Leave every picture out and write out the records below exactly.

┌────────

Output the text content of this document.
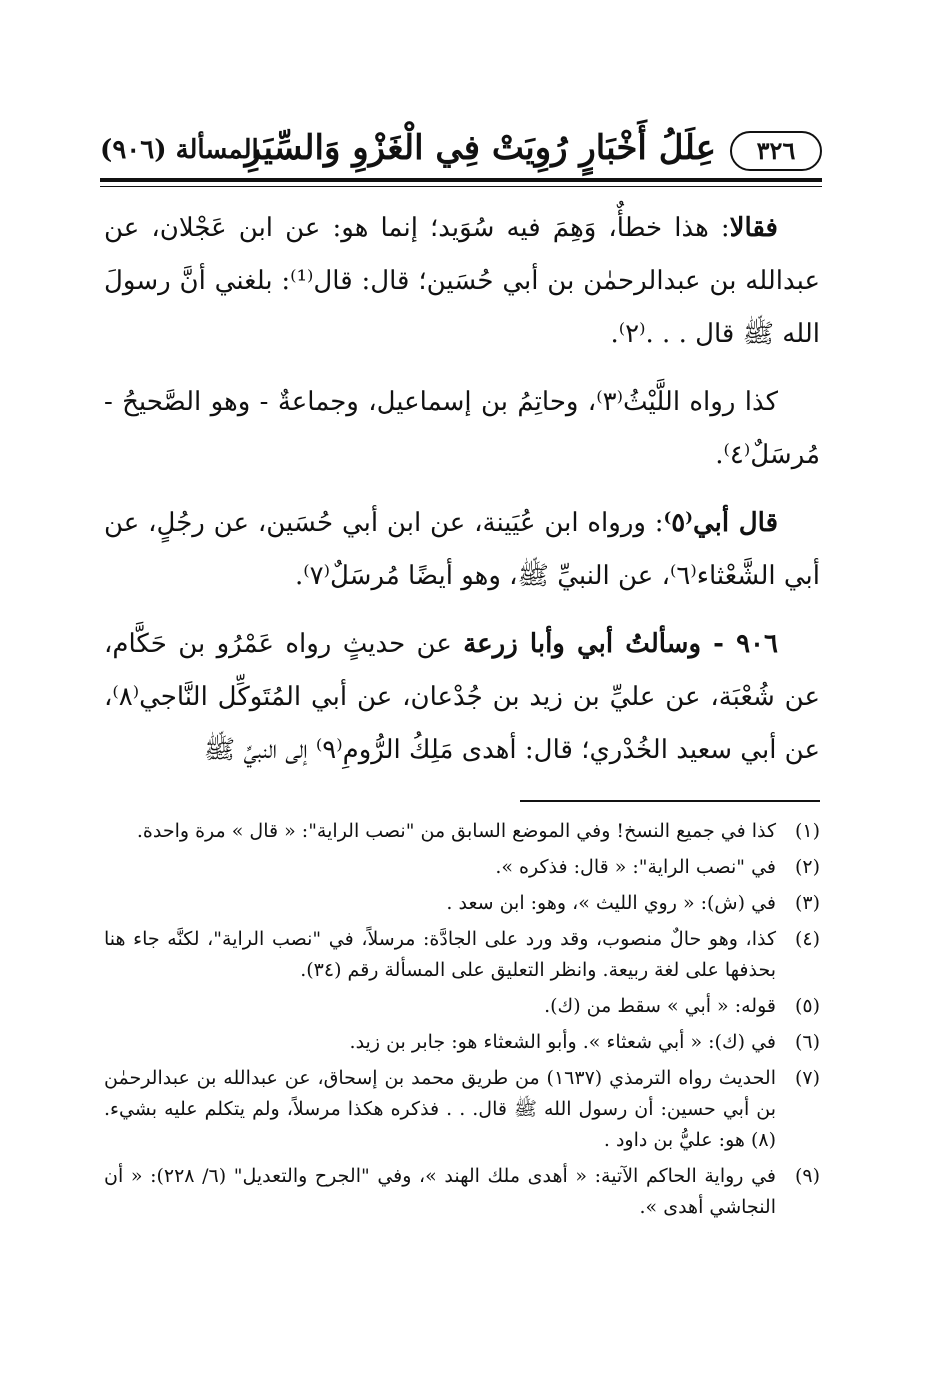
٣٢٦
عِلَلُ أَخْبَارٍ رُوِيَتْ فِي الْغَزْوِ وَالسِّيَرِ
المسألة (٩٠٦)

فقالا: هذا خطأٌ، وَهِمَ فيه سُوَيد؛ إنما هو: عن ابن عَجْلان، عن عبدالله بن عبدالرحمٰن بن أبي حُسَين؛ قال: قال⁽¹⁾: بلغني أنَّ رسولَ الله ﷺ قال . . .⁽٢⁾.

كذا رواه اللَّيْثُ⁽٣⁾، وحاتِمُ بن إسماعيل، وجماعةٌ - وهو الصَّحيحُ - مُرسَلٌ⁽٤⁾.

قال أبي⁽٥⁾: ورواه ابن عُيَينة، عن ابن أبي حُسَين، عن رجُلٍ، عن أبي الشَّعْثاء⁽٦⁾، عن النبيِّ ﷺ، وهو أيضًا مُرسَلٌ⁽٧⁾.

٩٠٦ - وسألتُ أبي وأبا زرعة عن حديثٍ رواه عَمْرُو بن حَكَّام، عن شُعْبَة، عن عليِّ بن زيد بن جُدْعان، عن أبي المُتَوكِّل النَّاجي⁽٨⁾، عن أبي سعيد الخُدْري؛ قال: أهدى مَلِكُ الرُّومِ⁽٩⁾ إلى النبيِّ ﷺ

(١)
كذا في جميع النسخ! وفي الموضع السابق من "نصب الراية": « قال » مرة واحدة.
(٢)
في "نصب الراية": « قال: فذكره ».
(٣)
في (ش): « روي الليث »، وهو: ابن سعد .
(٤)
كذا، وهو حالٌ منصوب، وقد ورد على الجادَّة: مرسلاً، في "نصب الراية"، لكنَّه جاء هنا بحذفها على لغة ربيعة. وانظر التعليق على المسألة رقم (٣٤).
(٥)
قوله: « أبي » سقط من (ك).
(٦)
في (ك): « أبي شعثاء ». وأبو الشعثاء هو: جابر بن زيد.
(٧)
الحديث رواه الترمذي (١٦٣٧) من طريق محمد بن إسحاق، عن عبدالله بن عبدالرحمٰن بن أبي حسين: أن رسول الله ﷺ قال. . . فذكره هكذا مرسلاً، ولم يتكلم عليه بشيء. (٨) هو: عليُّ بن داود .
(٩)
في رواية الحاكم الآتية: « أهدى ملك الهند »، وفي "الجرح والتعديل" (٦/ ٢٢٨): « أن النجاشي أهدى ».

└────────

◆ **The output**
Output the text content of this document.
٣٢٦
عِلَلُ أَخْبَارٍ رُوِيَتْ فِي الْغَزْوِ وَالسِّيَرِ
المسألة (٩٠٦)

فقالا: هذا خطأٌ، وَهِمَ فيه سُوَيد؛ إنما هو: عن ابن عَجْلان، عن عبدالله بن عبدالرحمٰن بن أبي حُسَين؛ قال: قال⁽¹⁾: بلغني أنَّ رسولَ الله ﷺ قال . . .⁽٢⁾.

كذا رواه اللَّيْثُ⁽٣⁾، وحاتِمُ بن إسماعيل، وجماعةٌ - وهو الصَّحيحُ - مُرسَلٌ⁽٤⁾.

قال أبي⁽٥⁾: ورواه ابن عُيَينة، عن ابن أبي حُسَين، عن رجُلٍ، عن أبي الشَّعْثاء⁽٦⁾، عن النبيِّ ﷺ، وهو أيضًا مُرسَلٌ⁽٧⁾.

٩٠٦ - وسألتُ أبي وأبا زرعة عن حديثٍ رواه عَمْرُو بن حَكَّام، عن شُعْبَة، عن عليِّ بن زيد بن جُدْعان، عن أبي المُتَوكِّل النَّاجي⁽٨⁾، عن أبي سعيد الخُدْري؛ قال: أهدى مَلِكُ الرُّومِ⁽٩⁾ إلى النبيِّ ﷺ

(١)
كذا في جميع النسخ! وفي الموضع السابق من "نصب الراية": « قال » مرة واحدة.
(٢)
في "نصب الراية": « قال: فذكره ».
(٣)
في (ش): « روي الليث »، وهو: ابن سعد .
(٤)
كذا، وهو حالٌ منصوب، وقد ورد على الجادَّة: مرسلاً، في "نصب الراية"، لكنَّه جاء هنا بحذفها على لغة ربيعة. وانظر التعليق على المسألة رقم (٣٤).
(٥)
قوله: « أبي » سقط من (ك).
(٦)
في (ك): « أبي شعثاء ». وأبو الشعثاء هو: جابر بن زيد.
(٧)
الحديث رواه الترمذي (١٦٣٧) من طريق محمد بن إسحاق، عن عبدالله بن عبدالرحمٰن بن أبي حسين: أن رسول الله ﷺ قال. . . فذكره هكذا مرسلاً، ولم يتكلم عليه بشيء. (٨) هو: عليُّ بن داود .
(٩)
في رواية الحاكم الآتية: « أهدى ملك الهند »، وفي "الجرح والتعديل" (٦/ ٢٢٨): « أن النجاشي أهدى ».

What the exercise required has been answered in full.